## BEGIN

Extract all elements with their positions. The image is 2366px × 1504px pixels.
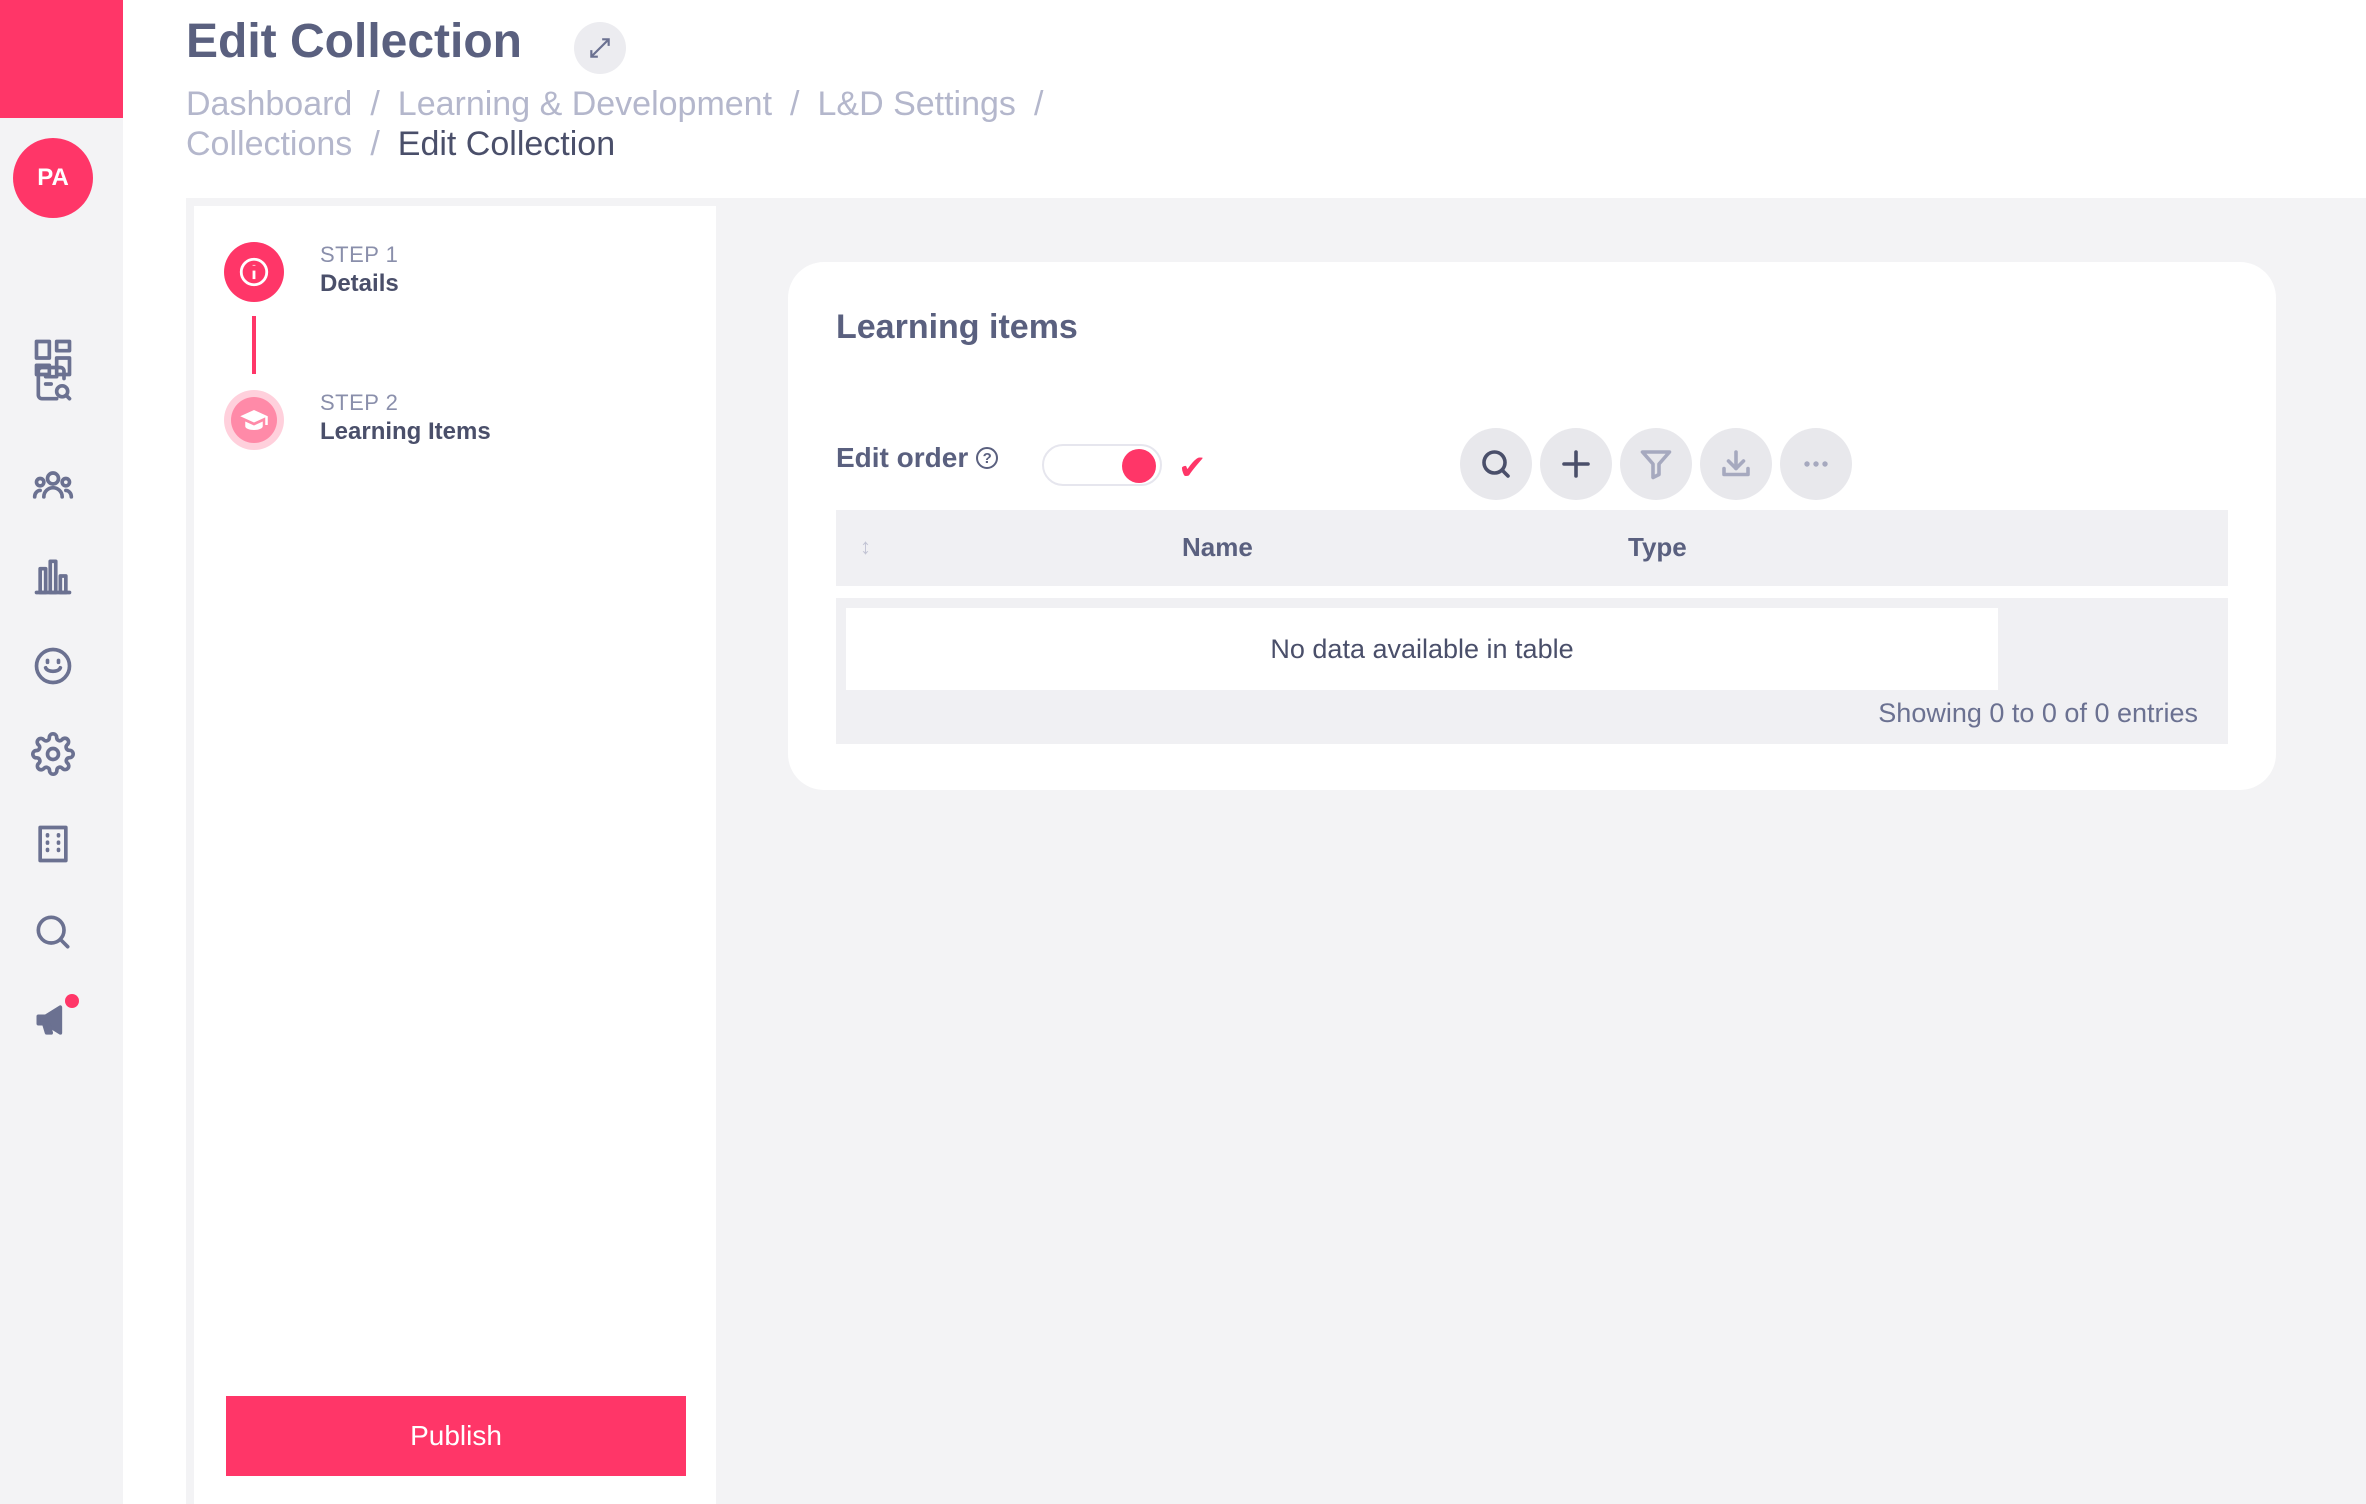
- step-details[interactable]: STEP 1 Details: [224, 242, 399, 302]
- help-icon[interactable]: ?: [976, 447, 999, 469]
- sidebar: PA: [0, 0, 123, 1504]
- edit-order-toggle[interactable]: [1042, 444, 1162, 486]
- breadcrumb: Dashboard / Learning & Development / L&D Set…: [186, 84, 1186, 164]
- plus-icon: [1562, 450, 1590, 478]
- edit-order-label: Edit order ?: [836, 442, 999, 474]
- gear-icon[interactable]: [27, 728, 79, 780]
- breadcrumb-learning-development[interactable]: Learning & Development: [398, 85, 772, 123]
- sort-icon[interactable]: ↕: [860, 534, 871, 560]
- bar-chart-icon[interactable]: [27, 550, 79, 602]
- add-button[interactable]: [1540, 428, 1612, 500]
- expand-button[interactable]: [574, 22, 626, 74]
- breadcrumb-separator: /: [1033, 85, 1044, 123]
- notification-dot: [65, 994, 79, 1008]
- table-body: No data available in table Showing 0 to …: [836, 598, 2228, 744]
- table-header: ↕ Name Type: [836, 510, 2228, 586]
- expand-icon: [590, 38, 610, 58]
- search-button[interactable]: [1460, 428, 1532, 500]
- step-learning-items[interactable]: STEP 2 Learning Items: [224, 390, 491, 450]
- graduation-cap-icon: [231, 397, 277, 443]
- toggle-knob: [1122, 449, 1156, 483]
- megaphone-icon[interactable]: [27, 994, 79, 1046]
- more-button[interactable]: [1780, 428, 1852, 500]
- card-title: Learning items: [836, 308, 1078, 346]
- building-icon[interactable]: [27, 818, 79, 870]
- breadcrumb-dashboard[interactable]: Dashboard: [186, 85, 352, 123]
- smiley-icon[interactable]: [27, 640, 79, 692]
- step-connector: [252, 316, 256, 374]
- steps-panel: STEP 1 Details STEP 2 Learning Items Pub…: [194, 206, 716, 1504]
- download-icon: [1722, 450, 1750, 477]
- breadcrumb-ld-settings[interactable]: L&D Settings: [817, 85, 1015, 123]
- download-button[interactable]: [1700, 428, 1772, 500]
- more-icon: [1804, 461, 1828, 467]
- avatar[interactable]: PA: [13, 138, 93, 218]
- search-icon: [1482, 450, 1510, 478]
- publish-button[interactable]: Publish: [226, 1396, 686, 1476]
- filter-button[interactable]: [1620, 428, 1692, 500]
- step-number: STEP 2: [320, 390, 399, 415]
- step-label: Details: [320, 270, 399, 297]
- breadcrumb-separator: /: [370, 125, 380, 163]
- step-number: STEP 1: [320, 242, 399, 267]
- breadcrumb-current: Edit Collection: [397, 125, 616, 163]
- breadcrumb-separator: /: [370, 85, 380, 123]
- empty-table-message: No data available in table: [846, 608, 1998, 690]
- page-title: Edit Collection: [186, 15, 522, 68]
- learning-items-card: Learning items Edit order ? ✔ ↕ Name Typ…: [788, 262, 2276, 790]
- breadcrumb-separator: /: [790, 85, 800, 123]
- step-label: Learning Items: [320, 418, 491, 445]
- breadcrumb-collections[interactable]: Collections: [186, 125, 352, 163]
- brand-logo[interactable]: [0, 0, 123, 118]
- column-type[interactable]: Type: [1628, 532, 1687, 563]
- search-document-icon-2[interactable]: [27, 358, 79, 410]
- info-icon: [224, 242, 284, 302]
- people-icon[interactable]: [27, 458, 79, 510]
- entries-info: Showing 0 to 0 of 0 entries: [1878, 698, 2198, 728]
- filter-icon: [1640, 450, 1672, 480]
- check-icon: ✔: [1178, 449, 1207, 487]
- column-name[interactable]: Name: [1182, 532, 1253, 563]
- search-icon[interactable]: [27, 906, 79, 958]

## END

Copy out every line of the records above without any change, leaving the picture out of your answer.

ANSWER TO THE EXERCISE
Extract all elements with their positions. The image is 2366px × 1504px pixels.
- step-details[interactable]: STEP 1 Details: [224, 242, 399, 302]
- help-icon[interactable]: ?: [976, 447, 999, 469]
- sidebar: PA: [0, 0, 123, 1504]
- edit-order-toggle[interactable]: [1042, 444, 1162, 486]
- breadcrumb: Dashboard / Learning & Development / L&D Set…: [186, 84, 1186, 164]
- plus-icon: [1562, 450, 1590, 478]
- edit-order-label: Edit order ?: [836, 442, 999, 474]
- gear-icon[interactable]: [27, 728, 79, 780]
- breadcrumb-learning-development[interactable]: Learning & Development: [398, 85, 772, 123]
- sort-icon[interactable]: ↕: [860, 534, 871, 560]
- bar-chart-icon[interactable]: [27, 550, 79, 602]
- add-button[interactable]: [1540, 428, 1612, 500]
- expand-button[interactable]: [574, 22, 626, 74]
- breadcrumb-separator: /: [1033, 85, 1044, 123]
- notification-dot: [65, 994, 79, 1008]
- table-body: No data available in table Showing 0 to …: [836, 598, 2228, 744]
- table-header: ↕ Name Type: [836, 510, 2228, 586]
- expand-icon: [590, 38, 610, 58]
- search-button[interactable]: [1460, 428, 1532, 500]
- step-learning-items[interactable]: STEP 2 Learning Items: [224, 390, 491, 450]
- graduation-cap-icon: [231, 397, 277, 443]
- toggle-knob: [1122, 449, 1156, 483]
- megaphone-icon[interactable]: [27, 994, 79, 1046]
- more-button[interactable]: [1780, 428, 1852, 500]
- card-title: Learning items: [836, 308, 1078, 346]
- building-icon[interactable]: [27, 818, 79, 870]
- breadcrumb-dashboard[interactable]: Dashboard: [186, 85, 352, 123]
- smiley-icon[interactable]: [27, 640, 79, 692]
- step-connector: [252, 316, 256, 374]
- steps-panel: STEP 1 Details STEP 2 Learning Items Pub…: [194, 206, 716, 1504]
- download-icon: [1722, 450, 1750, 477]
- breadcrumb-ld-settings[interactable]: L&D Settings: [817, 85, 1015, 123]
- download-button[interactable]: [1700, 428, 1772, 500]
- more-icon: [1804, 461, 1828, 467]
- avatar[interactable]: PA: [13, 138, 93, 218]
- search-icon: [1482, 450, 1510, 478]
- publish-button[interactable]: Publish: [226, 1396, 686, 1476]
- filter-button[interactable]: [1620, 428, 1692, 500]
- step-number: STEP 2: [320, 390, 399, 415]
- step-label: Details: [320, 270, 399, 297]
- breadcrumb-separator: /: [370, 125, 380, 163]
- step-number: STEP 1: [320, 242, 399, 267]
- breadcrumb-current: Edit Collection: [397, 125, 616, 163]
- breadcrumb-separator: /: [370, 85, 380, 123]
- empty-table-message: No data available in table: [846, 608, 1998, 690]
- page-title: Edit Collection: [186, 15, 522, 68]
- learning-items-card: Learning items Edit order ? ✔ ↕ Name Typ…: [788, 262, 2276, 790]
- breadcrumb-separator: /: [790, 85, 800, 123]
- step-label: Learning Items: [320, 418, 491, 445]
- breadcrumb-collections[interactable]: Collections: [186, 125, 352, 163]
- brand-logo[interactable]: [0, 0, 123, 118]
- column-type[interactable]: Type: [1628, 532, 1687, 563]
- search-document-icon-2[interactable]: [27, 358, 79, 410]
- info-icon: [224, 242, 284, 302]
- people-icon[interactable]: [27, 458, 79, 510]
- entries-info: Showing 0 to 0 of 0 entries: [1878, 698, 2198, 728]
- filter-icon: [1640, 450, 1672, 480]
- check-icon: ✔: [1178, 449, 1207, 487]
- column-name[interactable]: Name: [1182, 532, 1253, 563]
- search-icon[interactable]: [27, 906, 79, 958]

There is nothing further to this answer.